**Given data:**
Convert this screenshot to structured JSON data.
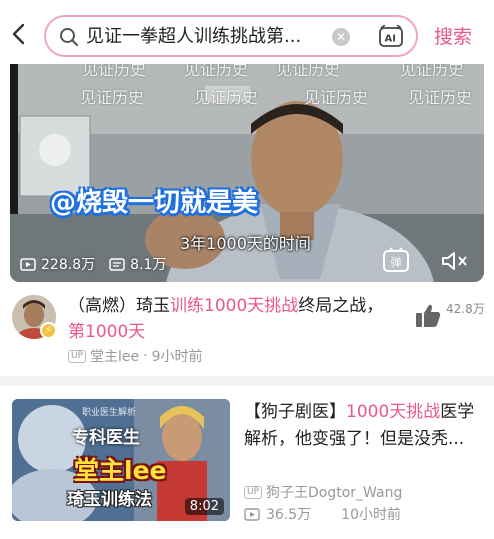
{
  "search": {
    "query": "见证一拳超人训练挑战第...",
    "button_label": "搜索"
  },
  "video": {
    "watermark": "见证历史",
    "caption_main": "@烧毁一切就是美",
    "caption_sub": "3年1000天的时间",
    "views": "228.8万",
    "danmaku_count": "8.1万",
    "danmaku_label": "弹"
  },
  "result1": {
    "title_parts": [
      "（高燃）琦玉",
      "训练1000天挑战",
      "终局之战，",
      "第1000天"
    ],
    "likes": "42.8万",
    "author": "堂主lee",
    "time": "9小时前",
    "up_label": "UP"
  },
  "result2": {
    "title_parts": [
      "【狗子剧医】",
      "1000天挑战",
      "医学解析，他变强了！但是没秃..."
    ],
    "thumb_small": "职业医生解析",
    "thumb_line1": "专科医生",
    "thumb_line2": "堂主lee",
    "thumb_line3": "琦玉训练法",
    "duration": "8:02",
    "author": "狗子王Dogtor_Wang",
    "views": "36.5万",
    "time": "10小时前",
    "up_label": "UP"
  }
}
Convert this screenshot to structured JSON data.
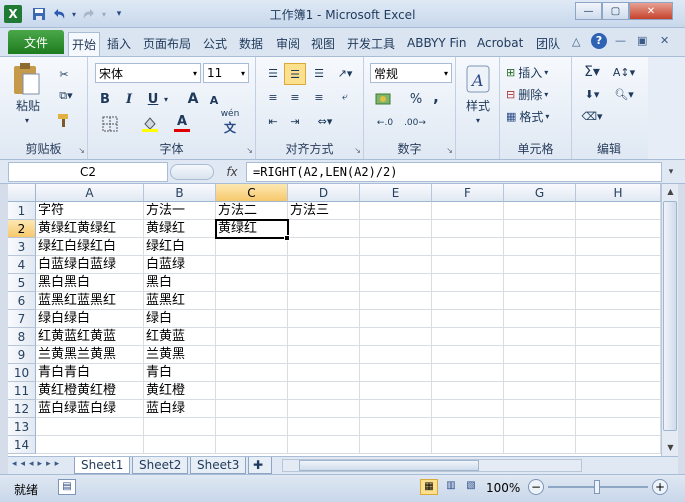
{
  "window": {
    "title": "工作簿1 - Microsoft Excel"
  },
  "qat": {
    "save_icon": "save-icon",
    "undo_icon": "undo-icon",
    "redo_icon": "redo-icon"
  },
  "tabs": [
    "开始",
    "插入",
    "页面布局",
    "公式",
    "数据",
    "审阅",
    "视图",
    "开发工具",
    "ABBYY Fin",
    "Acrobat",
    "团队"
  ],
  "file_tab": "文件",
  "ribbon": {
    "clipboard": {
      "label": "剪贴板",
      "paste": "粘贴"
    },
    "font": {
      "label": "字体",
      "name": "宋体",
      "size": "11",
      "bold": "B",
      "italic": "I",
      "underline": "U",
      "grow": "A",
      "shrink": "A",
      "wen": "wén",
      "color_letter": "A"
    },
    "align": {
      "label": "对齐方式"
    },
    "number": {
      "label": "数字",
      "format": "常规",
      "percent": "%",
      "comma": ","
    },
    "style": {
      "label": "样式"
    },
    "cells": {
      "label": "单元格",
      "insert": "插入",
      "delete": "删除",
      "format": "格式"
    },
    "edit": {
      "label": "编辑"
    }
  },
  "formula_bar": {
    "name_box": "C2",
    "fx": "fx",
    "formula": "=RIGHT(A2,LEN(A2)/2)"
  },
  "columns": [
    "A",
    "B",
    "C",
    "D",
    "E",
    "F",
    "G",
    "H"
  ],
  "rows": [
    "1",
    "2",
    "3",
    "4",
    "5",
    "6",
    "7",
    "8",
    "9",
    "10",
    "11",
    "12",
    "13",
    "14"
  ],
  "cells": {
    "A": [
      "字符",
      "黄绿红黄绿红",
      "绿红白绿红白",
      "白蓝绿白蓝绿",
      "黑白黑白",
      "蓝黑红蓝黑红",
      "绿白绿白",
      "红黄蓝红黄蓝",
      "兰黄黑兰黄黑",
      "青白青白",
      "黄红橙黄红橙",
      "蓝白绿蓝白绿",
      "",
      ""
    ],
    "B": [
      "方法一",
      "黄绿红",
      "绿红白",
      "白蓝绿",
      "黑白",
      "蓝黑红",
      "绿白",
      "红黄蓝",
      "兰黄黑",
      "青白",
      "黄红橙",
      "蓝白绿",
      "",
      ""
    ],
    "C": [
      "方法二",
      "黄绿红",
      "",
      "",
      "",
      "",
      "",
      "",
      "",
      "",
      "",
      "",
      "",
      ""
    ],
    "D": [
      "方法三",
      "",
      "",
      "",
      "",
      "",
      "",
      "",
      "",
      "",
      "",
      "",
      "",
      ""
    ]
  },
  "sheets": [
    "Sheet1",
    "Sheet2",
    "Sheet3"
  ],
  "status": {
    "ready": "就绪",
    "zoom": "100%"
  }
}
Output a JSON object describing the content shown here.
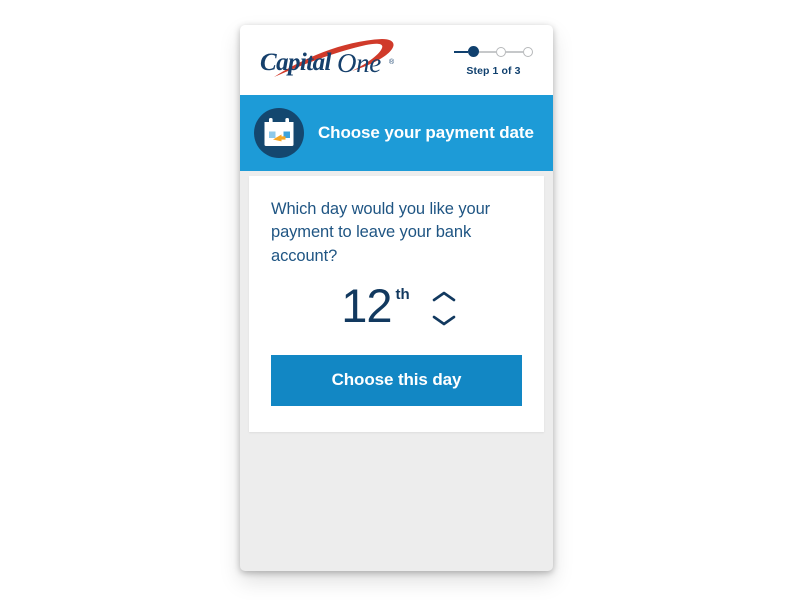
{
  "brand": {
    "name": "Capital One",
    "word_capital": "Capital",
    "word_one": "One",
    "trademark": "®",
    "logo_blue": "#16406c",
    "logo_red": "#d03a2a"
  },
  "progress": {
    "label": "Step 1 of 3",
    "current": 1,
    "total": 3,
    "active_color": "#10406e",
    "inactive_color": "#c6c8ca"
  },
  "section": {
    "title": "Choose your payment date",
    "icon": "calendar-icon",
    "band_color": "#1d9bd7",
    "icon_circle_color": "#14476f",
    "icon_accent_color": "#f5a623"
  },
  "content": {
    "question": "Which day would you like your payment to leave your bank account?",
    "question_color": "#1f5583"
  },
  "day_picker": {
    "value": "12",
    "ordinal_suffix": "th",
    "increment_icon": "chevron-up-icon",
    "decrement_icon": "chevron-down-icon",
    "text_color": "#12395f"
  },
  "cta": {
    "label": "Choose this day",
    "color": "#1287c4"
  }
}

**Exercise goal:** Transcribe the material exactly, and leave out whatever pictures it holds.

**Answer below:**
Convert this screenshot to structured JSON data.
{
  "search": {
    "query": "见证一拳超人训练挑战第...",
    "button_label": "搜索"
  },
  "video": {
    "watermark": "见证历史",
    "caption_main": "@烧毁一切就是美",
    "caption_sub": "3年1000天的时间",
    "views": "228.8万",
    "danmaku_count": "8.1万",
    "danmaku_label": "弹"
  },
  "result1": {
    "title_parts": [
      "（高燃）琦玉",
      "训练1000天挑战",
      "终局之战，",
      "第1000天"
    ],
    "likes": "42.8万",
    "author": "堂主lee",
    "time": "9小时前",
    "up_label": "UP"
  },
  "result2": {
    "title_parts": [
      "【狗子剧医】",
      "1000天挑战",
      "医学解析，他变强了！但是没秃..."
    ],
    "thumb_small": "职业医生解析",
    "thumb_line1": "专科医生",
    "thumb_line2": "堂主lee",
    "thumb_line3": "琦玉训练法",
    "duration": "8:02",
    "author": "狗子王Dogtor_Wang",
    "views": "36.5万",
    "time": "10小时前",
    "up_label": "UP"
  }
}
Convert this screenshot to structured JSON data.
{
  "window": {
    "title": "工作簿1 - Microsoft Excel"
  },
  "qat": {
    "save_icon": "save-icon",
    "undo_icon": "undo-icon",
    "redo_icon": "redo-icon"
  },
  "tabs": [
    "开始",
    "插入",
    "页面布局",
    "公式",
    "数据",
    "审阅",
    "视图",
    "开发工具",
    "ABBYY Fin",
    "Acrobat",
    "团队"
  ],
  "file_tab": "文件",
  "ribbon": {
    "clipboard": {
      "label": "剪贴板",
      "paste": "粘贴"
    },
    "font": {
      "label": "字体",
      "name": "宋体",
      "size": "11",
      "bold": "B",
      "italic": "I",
      "underline": "U",
      "grow": "A",
      "shrink": "A",
      "wen": "wén",
      "color_letter": "A"
    },
    "align": {
      "label": "对齐方式"
    },
    "number": {
      "label": "数字",
      "format": "常规",
      "percent": "%",
      "comma": ","
    },
    "style": {
      "label": "样式"
    },
    "cells": {
      "label": "单元格",
      "insert": "插入",
      "delete": "删除",
      "format": "格式"
    },
    "edit": {
      "label": "编辑"
    }
  },
  "formula_bar": {
    "name_box": "C2",
    "fx": "fx",
    "formula": "=RIGHT(A2,LEN(A2)/2)"
  },
  "columns": [
    "A",
    "B",
    "C",
    "D",
    "E",
    "F",
    "G",
    "H"
  ],
  "rows": [
    "1",
    "2",
    "3",
    "4",
    "5",
    "6",
    "7",
    "8",
    "9",
    "10",
    "11",
    "12",
    "13",
    "14"
  ],
  "cells": {
    "A": [
      "字符",
      "黄绿红黄绿红",
      "绿红白绿红白",
      "白蓝绿白蓝绿",
      "黑白黑白",
      "蓝黑红蓝黑红",
      "绿白绿白",
      "红黄蓝红黄蓝",
      "兰黄黑兰黄黑",
      "青白青白",
      "黄红橙黄红橙",
      "蓝白绿蓝白绿",
      "",
      ""
    ],
    "B": [
      "方法一",
      "黄绿红",
      "绿红白",
      "白蓝绿",
      "黑白",
      "蓝黑红",
      "绿白",
      "红黄蓝",
      "兰黄黑",
      "青白",
      "黄红橙",
      "蓝白绿",
      "",
      ""
    ],
    "C": [
      "方法二",
      "黄绿红",
      "",
      "",
      "",
      "",
      "",
      "",
      "",
      "",
      "",
      "",
      "",
      ""
    ],
    "D": [
      "方法三",
      "",
      "",
      "",
      "",
      "",
      "",
      "",
      "",
      "",
      "",
      "",
      "",
      ""
    ]
  },
  "sheets": [
    "Sheet1",
    "Sheet2",
    "Sheet3"
  ],
  "status": {
    "ready": "就绪",
    "zoom": "100%"
  }
}
Output a JSON object describing the content shown here.
{
  "brand": {
    "name": "Capital One",
    "word_capital": "Capital",
    "word_one": "One",
    "trademark": "®",
    "logo_blue": "#16406c",
    "logo_red": "#d03a2a"
  },
  "progress": {
    "label": "Step 1 of 3",
    "current": 1,
    "total": 3,
    "active_color": "#10406e",
    "inactive_color": "#c6c8ca"
  },
  "section": {
    "title": "Choose your payment date",
    "icon": "calendar-icon",
    "band_color": "#1d9bd7",
    "icon_circle_color": "#14476f",
    "icon_accent_color": "#f5a623"
  },
  "content": {
    "question": "Which day would you like your payment to leave your bank account?",
    "question_color": "#1f5583"
  },
  "day_picker": {
    "value": "12",
    "ordinal_suffix": "th",
    "increment_icon": "chevron-up-icon",
    "decrement_icon": "chevron-down-icon",
    "text_color": "#12395f"
  },
  "cta": {
    "label": "Choose this day",
    "color": "#1287c4"
  }
}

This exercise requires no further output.